Given instruction: In the listing below, pick out lines with "JSON".

Records provided:
***

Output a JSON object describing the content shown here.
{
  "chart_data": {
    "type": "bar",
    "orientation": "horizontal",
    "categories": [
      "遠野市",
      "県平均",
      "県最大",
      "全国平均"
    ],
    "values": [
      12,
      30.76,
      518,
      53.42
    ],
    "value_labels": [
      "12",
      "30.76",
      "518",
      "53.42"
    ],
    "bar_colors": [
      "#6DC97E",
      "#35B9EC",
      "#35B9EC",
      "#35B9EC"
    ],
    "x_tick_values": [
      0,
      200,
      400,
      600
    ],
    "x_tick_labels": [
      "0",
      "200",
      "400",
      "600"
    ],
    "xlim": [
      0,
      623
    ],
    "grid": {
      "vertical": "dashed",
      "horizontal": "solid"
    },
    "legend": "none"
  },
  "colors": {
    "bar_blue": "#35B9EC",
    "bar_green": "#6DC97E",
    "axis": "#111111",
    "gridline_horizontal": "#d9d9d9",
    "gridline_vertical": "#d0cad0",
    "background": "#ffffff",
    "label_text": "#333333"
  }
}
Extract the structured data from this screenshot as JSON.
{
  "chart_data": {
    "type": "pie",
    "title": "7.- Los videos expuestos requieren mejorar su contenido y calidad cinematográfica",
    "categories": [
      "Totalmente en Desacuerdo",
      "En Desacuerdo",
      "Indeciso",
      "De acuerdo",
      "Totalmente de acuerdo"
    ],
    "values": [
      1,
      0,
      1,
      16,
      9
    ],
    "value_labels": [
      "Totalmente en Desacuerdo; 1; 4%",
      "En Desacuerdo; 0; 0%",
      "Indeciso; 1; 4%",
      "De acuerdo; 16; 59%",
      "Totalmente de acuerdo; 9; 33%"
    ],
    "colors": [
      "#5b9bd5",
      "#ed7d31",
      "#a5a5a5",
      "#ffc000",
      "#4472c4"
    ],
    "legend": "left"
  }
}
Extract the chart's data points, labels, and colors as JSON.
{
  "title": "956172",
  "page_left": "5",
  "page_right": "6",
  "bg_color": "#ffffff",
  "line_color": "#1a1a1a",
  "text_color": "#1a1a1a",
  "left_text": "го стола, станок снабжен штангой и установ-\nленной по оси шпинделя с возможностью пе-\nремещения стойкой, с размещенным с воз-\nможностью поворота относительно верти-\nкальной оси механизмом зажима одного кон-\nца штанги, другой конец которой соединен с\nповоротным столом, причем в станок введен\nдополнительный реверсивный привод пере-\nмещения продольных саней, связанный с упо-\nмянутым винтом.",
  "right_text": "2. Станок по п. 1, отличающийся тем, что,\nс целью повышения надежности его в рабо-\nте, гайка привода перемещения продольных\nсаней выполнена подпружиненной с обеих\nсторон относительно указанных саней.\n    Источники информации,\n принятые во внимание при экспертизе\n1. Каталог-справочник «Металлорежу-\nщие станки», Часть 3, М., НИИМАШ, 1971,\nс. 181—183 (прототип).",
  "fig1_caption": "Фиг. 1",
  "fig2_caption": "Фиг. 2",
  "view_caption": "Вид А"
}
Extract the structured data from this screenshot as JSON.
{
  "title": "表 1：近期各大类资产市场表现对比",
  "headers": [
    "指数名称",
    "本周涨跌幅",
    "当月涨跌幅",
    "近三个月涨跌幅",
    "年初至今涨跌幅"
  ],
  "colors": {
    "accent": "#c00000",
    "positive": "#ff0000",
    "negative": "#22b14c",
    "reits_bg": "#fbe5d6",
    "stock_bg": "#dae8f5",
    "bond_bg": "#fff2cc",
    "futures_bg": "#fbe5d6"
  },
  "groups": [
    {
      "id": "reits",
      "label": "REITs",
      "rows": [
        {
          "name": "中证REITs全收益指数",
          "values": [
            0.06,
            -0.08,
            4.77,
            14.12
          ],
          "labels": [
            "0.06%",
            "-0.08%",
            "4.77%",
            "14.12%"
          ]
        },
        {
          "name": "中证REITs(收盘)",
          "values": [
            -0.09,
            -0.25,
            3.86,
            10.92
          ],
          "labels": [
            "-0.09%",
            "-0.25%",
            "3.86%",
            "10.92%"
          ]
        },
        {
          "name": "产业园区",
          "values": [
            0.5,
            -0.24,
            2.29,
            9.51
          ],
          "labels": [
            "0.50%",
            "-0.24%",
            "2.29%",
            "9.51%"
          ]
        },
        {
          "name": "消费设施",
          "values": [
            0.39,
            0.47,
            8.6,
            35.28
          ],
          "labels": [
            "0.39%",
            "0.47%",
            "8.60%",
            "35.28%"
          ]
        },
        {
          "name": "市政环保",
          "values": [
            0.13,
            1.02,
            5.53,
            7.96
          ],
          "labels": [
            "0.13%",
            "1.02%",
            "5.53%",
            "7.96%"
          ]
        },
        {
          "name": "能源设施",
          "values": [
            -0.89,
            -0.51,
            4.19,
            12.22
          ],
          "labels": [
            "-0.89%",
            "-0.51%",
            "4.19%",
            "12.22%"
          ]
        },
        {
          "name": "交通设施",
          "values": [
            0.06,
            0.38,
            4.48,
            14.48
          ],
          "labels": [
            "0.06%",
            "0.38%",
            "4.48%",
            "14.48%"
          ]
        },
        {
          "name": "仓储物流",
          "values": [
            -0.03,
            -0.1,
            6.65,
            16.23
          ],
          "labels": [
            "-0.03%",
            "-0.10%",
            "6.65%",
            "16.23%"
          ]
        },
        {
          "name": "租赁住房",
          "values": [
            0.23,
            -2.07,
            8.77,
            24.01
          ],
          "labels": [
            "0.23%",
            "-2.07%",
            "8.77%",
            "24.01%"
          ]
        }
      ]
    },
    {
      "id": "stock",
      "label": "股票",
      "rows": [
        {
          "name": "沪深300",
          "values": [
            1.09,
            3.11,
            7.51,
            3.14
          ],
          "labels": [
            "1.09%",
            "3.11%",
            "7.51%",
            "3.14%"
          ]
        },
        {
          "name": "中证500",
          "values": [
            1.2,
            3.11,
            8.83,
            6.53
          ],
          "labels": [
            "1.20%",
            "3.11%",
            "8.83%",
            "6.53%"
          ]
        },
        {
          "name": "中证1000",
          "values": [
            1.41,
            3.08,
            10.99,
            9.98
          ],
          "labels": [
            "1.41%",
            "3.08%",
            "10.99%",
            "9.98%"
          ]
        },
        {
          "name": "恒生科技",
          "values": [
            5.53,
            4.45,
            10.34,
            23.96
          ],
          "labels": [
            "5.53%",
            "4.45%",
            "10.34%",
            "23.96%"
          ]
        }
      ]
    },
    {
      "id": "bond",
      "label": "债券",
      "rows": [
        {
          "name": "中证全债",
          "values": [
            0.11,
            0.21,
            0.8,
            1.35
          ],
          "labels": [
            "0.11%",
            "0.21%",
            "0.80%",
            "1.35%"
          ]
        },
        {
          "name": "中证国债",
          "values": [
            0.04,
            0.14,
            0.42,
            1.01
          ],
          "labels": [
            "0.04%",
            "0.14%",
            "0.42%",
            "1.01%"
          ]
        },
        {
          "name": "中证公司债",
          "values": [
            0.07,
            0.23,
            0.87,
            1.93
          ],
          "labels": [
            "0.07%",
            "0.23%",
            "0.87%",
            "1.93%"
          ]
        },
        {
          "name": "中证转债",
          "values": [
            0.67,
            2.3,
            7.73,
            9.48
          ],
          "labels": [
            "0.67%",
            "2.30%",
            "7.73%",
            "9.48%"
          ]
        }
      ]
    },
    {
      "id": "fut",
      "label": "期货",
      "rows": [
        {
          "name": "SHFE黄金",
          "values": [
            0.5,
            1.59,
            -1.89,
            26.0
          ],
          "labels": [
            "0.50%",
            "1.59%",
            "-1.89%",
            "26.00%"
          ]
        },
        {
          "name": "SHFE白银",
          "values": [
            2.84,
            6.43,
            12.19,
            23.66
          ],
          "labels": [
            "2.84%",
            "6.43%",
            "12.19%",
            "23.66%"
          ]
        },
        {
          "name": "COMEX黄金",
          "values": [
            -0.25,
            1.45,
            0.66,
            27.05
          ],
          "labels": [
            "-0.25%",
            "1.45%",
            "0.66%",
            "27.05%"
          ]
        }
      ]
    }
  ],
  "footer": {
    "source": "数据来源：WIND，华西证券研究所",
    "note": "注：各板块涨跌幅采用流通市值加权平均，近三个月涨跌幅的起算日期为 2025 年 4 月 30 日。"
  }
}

***

Response for this exercise:
Output a JSON object describing the content shown here.
Extract the structured data from this screenshot as JSON.
Extract the chart's data points, labels, and colors as JSON.
Extract the structured data from this screenshot as JSON.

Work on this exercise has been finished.